TASK GOAL ▸ Copy every line of the data that includes the string "debe".

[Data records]
════════════════
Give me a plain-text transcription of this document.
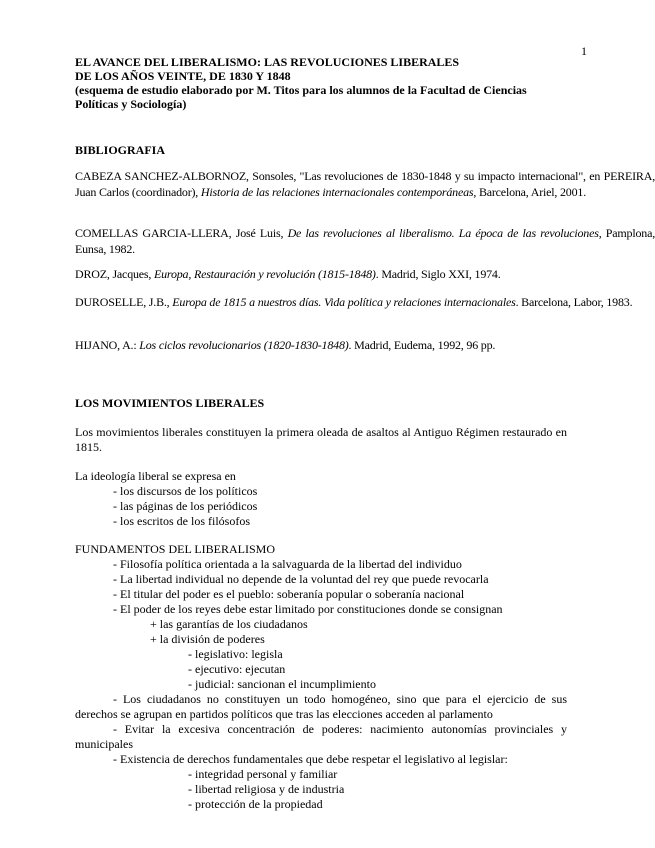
1
EL AVANCE DEL LIBERALISMO: LAS REVOLUCIONES LIBERALES
DE LOS AÑOS VEINTE, DE 1830 Y 1848
(esquema de estudio elaborado por M. Titos para los alumnos de la Facultad de Ciencias
Políticas y Sociología)
BIBLIOGRAFIA
CABEZA SANCHEZ-ALBORNOZ, Sonsoles, "Las revoluciones de 1830-1848 y su impacto internacional", en PEREIRA, Juan Carlos (coordinador), Historia de las relaciones internacionales contemporáneas, Barcelona, Ariel, 2001.
COMELLAS GARCIA-LLERA, José Luis, De las revoluciones al liberalismo. La época de las revoluciones, Pamplona, Eunsa, 1982.
DROZ, Jacques, Europa, Restauración y revolución (1815-1848). Madrid, Siglo XXI, 1974.
DUROSELLE, J.B., Europa de 1815 a nuestros días. Vida política y relaciones internacionales. Barcelona, Labor, 1983.
HIJANO, A.: Los ciclos revolucionarios (1820-1830-1848). Madrid, Eudema, 1992, 96 pp.
LOS MOVIMIENTOS LIBERALES
Los movimientos liberales constituyen la primera oleada de asaltos al Antiguo Régimen restaurado en 1815.
La ideología liberal se expresa en
- los discursos de los políticos
- las páginas de los periódicos
- los escritos de los filósofos
FUNDAMENTOS DEL LIBERALISMO
- Filosofía política orientada a la salvaguarda de la libertad del individuo
- La libertad individual no depende de la voluntad del rey que puede revocarla
- El titular del poder es el pueblo: soberanía popular o soberanía nacional
- El poder de los reyes debe estar limitado por constituciones donde se consignan
+ las garantías de los ciudadanos
+ la división de poderes
- legislativo: legisla
- ejecutivo: ejecutan
- judicial: sancionan el incumplimiento
- Los ciudadanos no constituyen un todo homogéneo, sino que para el ejercicio de sus derechos se agrupan en partidos políticos que tras las elecciones acceden al parlamento
- Evitar la excesiva concentración de poderes: nacimiento autonomías provinciales y municipales
- Existencia de derechos fundamentales que debe respetar el legislativo al legislar:
- integridad personal y familiar
- libertad religiosa y de industria
- protección de la propiedad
════════════════
EXERCISE RESPONSE ▸
- El poder de los reyes debe estar limitado por constituciones donde se consignan
- Existencia de derechos fundamentales que debe respetar el legislativo al legislar:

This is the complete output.